§ Work to complete
Copy out each line in the material below that has the word "What".

§ Extracted records
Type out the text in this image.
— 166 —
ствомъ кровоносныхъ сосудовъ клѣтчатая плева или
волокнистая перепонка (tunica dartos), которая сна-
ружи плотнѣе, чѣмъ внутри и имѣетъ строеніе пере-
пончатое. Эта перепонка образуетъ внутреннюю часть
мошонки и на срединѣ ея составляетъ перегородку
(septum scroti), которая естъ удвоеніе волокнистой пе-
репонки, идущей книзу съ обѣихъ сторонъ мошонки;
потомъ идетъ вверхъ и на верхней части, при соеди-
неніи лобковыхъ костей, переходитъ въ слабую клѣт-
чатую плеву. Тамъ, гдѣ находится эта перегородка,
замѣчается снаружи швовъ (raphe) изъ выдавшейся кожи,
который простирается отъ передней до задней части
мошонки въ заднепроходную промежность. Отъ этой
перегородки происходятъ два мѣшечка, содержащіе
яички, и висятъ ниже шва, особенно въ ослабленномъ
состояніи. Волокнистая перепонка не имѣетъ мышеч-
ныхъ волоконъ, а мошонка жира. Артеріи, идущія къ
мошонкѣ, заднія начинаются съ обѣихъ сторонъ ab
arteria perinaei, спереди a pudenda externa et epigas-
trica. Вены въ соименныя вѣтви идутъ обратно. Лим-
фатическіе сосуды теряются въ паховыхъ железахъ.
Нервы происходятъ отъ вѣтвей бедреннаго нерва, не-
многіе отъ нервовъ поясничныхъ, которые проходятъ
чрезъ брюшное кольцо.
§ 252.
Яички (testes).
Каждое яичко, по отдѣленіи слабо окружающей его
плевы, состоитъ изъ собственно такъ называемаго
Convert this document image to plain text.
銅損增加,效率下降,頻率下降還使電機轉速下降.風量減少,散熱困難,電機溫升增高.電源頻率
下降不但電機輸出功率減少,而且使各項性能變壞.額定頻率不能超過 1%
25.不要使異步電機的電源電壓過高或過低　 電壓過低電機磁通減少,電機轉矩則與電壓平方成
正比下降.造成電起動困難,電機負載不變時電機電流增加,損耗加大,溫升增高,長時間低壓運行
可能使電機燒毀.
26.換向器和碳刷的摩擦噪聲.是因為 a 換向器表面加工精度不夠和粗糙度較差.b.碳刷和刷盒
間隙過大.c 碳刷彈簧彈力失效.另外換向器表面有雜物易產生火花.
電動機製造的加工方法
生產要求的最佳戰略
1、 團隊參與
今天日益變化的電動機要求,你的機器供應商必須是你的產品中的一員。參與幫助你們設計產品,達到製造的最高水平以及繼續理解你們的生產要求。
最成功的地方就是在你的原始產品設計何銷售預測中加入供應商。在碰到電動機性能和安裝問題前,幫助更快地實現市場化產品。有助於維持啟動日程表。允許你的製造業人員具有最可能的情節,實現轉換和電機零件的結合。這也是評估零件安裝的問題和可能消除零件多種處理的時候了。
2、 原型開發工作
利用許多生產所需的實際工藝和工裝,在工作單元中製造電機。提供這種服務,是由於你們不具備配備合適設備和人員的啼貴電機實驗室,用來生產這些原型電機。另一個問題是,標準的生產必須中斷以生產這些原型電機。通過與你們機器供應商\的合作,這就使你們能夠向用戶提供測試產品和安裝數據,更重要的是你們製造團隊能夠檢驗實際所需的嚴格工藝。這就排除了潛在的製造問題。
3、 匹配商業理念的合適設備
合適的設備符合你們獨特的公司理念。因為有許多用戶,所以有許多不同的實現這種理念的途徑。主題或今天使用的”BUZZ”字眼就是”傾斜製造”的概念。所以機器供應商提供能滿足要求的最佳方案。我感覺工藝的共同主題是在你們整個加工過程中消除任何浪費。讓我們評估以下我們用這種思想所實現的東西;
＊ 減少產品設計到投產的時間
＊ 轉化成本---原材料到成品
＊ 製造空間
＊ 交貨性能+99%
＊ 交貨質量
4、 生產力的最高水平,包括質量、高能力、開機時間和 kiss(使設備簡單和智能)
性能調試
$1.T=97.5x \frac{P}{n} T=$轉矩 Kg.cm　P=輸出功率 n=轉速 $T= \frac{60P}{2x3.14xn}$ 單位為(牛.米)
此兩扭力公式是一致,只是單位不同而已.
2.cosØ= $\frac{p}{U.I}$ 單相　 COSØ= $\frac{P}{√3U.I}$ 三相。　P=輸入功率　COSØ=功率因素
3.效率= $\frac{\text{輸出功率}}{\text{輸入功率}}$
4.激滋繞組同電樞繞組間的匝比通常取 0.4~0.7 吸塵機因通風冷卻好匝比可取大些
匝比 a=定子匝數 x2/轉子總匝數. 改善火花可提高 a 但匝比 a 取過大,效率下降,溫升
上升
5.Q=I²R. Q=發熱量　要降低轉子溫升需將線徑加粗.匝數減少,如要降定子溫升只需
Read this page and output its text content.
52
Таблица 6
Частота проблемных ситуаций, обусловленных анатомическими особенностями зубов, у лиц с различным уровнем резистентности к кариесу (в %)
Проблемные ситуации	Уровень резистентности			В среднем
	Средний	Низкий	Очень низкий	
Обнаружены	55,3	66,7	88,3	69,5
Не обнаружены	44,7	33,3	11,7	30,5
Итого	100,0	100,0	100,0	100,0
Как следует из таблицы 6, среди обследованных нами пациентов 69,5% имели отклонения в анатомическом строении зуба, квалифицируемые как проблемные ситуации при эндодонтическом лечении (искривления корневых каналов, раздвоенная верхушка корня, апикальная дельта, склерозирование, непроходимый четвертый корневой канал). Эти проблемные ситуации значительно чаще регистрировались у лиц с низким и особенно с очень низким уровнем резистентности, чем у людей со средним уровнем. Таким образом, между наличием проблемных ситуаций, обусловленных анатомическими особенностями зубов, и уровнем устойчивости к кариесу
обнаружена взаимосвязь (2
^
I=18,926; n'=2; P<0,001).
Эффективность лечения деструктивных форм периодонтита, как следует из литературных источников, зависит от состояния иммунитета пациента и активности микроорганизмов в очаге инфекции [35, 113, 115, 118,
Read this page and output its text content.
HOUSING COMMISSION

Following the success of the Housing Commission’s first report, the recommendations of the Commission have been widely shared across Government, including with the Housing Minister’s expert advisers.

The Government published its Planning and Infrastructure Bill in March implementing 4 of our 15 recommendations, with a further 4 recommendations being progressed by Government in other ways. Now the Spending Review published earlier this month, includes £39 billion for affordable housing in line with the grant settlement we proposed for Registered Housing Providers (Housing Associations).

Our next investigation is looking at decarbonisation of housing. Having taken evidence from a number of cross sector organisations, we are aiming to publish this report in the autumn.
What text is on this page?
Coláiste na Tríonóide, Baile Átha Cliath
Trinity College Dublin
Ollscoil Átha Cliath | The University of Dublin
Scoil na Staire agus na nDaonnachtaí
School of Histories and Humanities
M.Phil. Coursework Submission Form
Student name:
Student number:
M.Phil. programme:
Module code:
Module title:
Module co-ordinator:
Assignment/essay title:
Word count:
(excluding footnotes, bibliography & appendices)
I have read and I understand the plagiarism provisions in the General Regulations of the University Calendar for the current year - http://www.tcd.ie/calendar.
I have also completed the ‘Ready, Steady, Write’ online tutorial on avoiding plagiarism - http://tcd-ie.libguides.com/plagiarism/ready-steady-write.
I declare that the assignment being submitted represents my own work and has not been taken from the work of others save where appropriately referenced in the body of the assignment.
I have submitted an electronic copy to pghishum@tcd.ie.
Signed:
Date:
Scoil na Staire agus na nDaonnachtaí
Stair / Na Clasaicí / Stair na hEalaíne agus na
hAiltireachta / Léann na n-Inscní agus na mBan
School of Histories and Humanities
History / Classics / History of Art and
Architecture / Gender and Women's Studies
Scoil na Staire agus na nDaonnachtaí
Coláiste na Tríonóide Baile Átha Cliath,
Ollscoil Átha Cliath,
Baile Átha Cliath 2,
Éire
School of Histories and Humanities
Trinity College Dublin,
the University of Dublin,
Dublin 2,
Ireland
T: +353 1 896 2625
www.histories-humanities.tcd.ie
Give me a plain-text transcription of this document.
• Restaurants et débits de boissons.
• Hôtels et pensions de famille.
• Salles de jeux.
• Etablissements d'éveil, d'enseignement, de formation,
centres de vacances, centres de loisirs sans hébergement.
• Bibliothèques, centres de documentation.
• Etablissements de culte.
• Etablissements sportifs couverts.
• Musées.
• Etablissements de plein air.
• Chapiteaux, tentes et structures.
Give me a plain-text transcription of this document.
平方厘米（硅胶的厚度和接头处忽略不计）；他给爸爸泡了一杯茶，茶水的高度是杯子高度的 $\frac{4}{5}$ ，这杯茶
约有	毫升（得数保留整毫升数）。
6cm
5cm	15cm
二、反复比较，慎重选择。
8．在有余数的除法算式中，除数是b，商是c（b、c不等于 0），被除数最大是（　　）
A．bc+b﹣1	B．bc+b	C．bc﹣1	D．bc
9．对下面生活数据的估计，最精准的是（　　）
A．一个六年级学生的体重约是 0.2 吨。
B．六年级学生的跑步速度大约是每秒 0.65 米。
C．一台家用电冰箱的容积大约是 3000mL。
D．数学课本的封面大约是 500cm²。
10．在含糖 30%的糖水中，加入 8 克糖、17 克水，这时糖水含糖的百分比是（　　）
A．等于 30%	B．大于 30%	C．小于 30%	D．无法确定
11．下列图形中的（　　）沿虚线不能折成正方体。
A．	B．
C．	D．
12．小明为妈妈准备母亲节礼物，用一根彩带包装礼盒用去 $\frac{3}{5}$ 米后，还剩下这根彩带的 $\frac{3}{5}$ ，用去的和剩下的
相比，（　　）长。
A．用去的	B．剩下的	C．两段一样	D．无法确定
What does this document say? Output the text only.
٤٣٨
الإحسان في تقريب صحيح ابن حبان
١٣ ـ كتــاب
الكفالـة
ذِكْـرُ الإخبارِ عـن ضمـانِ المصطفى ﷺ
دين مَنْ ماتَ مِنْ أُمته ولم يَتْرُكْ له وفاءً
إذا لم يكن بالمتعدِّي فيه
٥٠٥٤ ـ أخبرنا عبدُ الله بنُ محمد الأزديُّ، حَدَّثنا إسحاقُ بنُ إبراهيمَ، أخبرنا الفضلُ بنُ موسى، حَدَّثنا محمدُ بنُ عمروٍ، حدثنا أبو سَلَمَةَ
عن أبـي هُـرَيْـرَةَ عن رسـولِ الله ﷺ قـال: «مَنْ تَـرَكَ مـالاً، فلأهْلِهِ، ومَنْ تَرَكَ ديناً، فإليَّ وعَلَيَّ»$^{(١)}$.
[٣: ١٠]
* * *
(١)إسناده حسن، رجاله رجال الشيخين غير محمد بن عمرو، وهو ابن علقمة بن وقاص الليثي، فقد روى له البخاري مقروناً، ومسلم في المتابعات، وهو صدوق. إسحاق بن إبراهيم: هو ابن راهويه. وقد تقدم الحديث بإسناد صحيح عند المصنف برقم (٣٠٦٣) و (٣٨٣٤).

§ Written solution
What text is on this page?
What does this document say? Output the text only.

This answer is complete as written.